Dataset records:
---
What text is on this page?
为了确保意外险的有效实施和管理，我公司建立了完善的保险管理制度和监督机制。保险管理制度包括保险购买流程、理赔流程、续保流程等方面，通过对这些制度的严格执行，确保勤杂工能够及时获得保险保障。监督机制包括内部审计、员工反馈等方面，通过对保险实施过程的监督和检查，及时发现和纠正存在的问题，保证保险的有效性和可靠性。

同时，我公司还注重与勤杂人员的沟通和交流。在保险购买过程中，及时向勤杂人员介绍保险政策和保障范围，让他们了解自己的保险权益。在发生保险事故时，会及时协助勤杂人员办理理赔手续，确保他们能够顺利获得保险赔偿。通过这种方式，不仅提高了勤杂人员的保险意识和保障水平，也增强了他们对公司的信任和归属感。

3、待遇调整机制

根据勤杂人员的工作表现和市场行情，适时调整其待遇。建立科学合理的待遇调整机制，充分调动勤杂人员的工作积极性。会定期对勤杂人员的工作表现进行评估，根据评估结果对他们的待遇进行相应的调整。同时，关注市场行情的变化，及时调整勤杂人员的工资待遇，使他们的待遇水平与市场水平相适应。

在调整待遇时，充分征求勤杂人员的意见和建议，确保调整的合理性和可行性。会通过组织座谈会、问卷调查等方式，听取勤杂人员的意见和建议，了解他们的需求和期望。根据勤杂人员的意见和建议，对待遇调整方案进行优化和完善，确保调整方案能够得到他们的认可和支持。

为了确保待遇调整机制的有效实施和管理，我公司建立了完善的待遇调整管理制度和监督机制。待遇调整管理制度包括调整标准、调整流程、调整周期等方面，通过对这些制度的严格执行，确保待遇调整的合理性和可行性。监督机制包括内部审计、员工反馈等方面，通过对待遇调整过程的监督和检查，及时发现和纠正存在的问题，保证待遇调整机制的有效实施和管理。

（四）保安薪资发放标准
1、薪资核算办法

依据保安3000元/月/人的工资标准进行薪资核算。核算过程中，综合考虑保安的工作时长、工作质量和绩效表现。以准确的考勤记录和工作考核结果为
---
# Your task
Report how many lines of the data contain the word "监督机制包括内部审计", using the number alone.

# Expected output
2